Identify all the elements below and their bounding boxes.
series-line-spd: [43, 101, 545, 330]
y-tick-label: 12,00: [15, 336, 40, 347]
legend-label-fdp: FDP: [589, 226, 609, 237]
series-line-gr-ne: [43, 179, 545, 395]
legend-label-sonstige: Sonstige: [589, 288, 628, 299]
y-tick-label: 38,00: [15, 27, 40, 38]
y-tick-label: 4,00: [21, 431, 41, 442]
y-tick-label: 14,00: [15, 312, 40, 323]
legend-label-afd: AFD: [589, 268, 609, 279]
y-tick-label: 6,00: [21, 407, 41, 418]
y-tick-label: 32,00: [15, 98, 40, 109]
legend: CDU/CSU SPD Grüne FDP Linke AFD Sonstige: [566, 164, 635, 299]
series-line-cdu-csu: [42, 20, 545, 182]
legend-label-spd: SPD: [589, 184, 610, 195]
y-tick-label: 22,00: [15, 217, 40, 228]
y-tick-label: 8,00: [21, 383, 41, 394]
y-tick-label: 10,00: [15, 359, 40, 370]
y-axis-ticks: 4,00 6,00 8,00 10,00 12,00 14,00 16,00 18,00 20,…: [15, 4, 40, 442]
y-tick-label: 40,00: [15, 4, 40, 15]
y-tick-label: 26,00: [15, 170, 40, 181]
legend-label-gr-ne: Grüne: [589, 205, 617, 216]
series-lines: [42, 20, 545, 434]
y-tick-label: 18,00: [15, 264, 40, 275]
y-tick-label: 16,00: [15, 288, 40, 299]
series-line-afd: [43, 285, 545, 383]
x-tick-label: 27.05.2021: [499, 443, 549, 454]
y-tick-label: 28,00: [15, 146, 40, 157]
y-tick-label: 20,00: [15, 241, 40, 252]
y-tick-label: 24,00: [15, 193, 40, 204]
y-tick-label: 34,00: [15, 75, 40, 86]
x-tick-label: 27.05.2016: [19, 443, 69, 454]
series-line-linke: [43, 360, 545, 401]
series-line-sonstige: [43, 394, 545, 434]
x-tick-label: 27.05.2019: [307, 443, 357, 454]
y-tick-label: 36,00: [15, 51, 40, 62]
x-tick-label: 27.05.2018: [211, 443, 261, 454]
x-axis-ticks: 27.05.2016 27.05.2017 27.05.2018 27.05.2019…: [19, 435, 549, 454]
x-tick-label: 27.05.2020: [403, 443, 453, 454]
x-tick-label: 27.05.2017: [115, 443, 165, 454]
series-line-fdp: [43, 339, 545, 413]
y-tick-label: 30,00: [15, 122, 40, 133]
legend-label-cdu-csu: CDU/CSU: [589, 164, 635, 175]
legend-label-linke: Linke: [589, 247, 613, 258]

************

Repeat every one of the lines above word for word.

Identify all the elements below and their bounding boxes.
series-line-spd: [43, 101, 545, 330]
y-tick-label: 12,00: [15, 336, 40, 347]
legend-label-fdp: FDP: [589, 226, 609, 237]
series-line-gr-ne: [43, 179, 545, 395]
legend-label-sonstige: Sonstige: [589, 288, 628, 299]
y-tick-label: 38,00: [15, 27, 40, 38]
y-tick-label: 4,00: [21, 431, 41, 442]
y-tick-label: 14,00: [15, 312, 40, 323]
legend-label-afd: AFD: [589, 268, 609, 279]
y-tick-label: 6,00: [21, 407, 41, 418]
y-tick-label: 32,00: [15, 98, 40, 109]
legend: CDU/CSU SPD Grüne FDP Linke AFD Sonstige: [566, 164, 635, 299]
series-line-cdu-csu: [42, 20, 545, 182]
legend-label-spd: SPD: [589, 184, 610, 195]
y-tick-label: 22,00: [15, 217, 40, 228]
y-tick-label: 8,00: [21, 383, 41, 394]
y-tick-label: 10,00: [15, 359, 40, 370]
y-axis-ticks: 4,00 6,00 8,00 10,00 12,00 14,00 16,00 18,00 20,…: [15, 4, 40, 442]
y-tick-label: 40,00: [15, 4, 40, 15]
y-tick-label: 26,00: [15, 170, 40, 181]
legend-label-gr-ne: Grüne: [589, 205, 617, 216]
series-lines: [42, 20, 545, 434]
y-tick-label: 18,00: [15, 264, 40, 275]
y-tick-label: 16,00: [15, 288, 40, 299]
series-line-afd: [43, 285, 545, 383]
x-tick-label: 27.05.2021: [499, 443, 549, 454]
y-tick-label: 28,00: [15, 146, 40, 157]
y-tick-label: 20,00: [15, 241, 40, 252]
y-tick-label: 24,00: [15, 193, 40, 204]
y-tick-label: 34,00: [15, 75, 40, 86]
x-tick-label: 27.05.2016: [19, 443, 69, 454]
series-line-linke: [43, 360, 545, 401]
series-line-sonstige: [43, 394, 545, 434]
x-tick-label: 27.05.2019: [307, 443, 357, 454]
y-tick-label: 36,00: [15, 51, 40, 62]
x-tick-label: 27.05.2018: [211, 443, 261, 454]
x-axis-ticks: 27.05.2016 27.05.2017 27.05.2018 27.05.2019…: [19, 435, 549, 454]
x-tick-label: 27.05.2020: [403, 443, 453, 454]
x-tick-label: 27.05.2017: [115, 443, 165, 454]
series-line-fdp: [43, 339, 545, 413]
y-tick-label: 30,00: [15, 122, 40, 133]
legend-label-cdu-csu: CDU/CSU: [589, 164, 635, 175]
legend-label-linke: Linke: [589, 247, 613, 258]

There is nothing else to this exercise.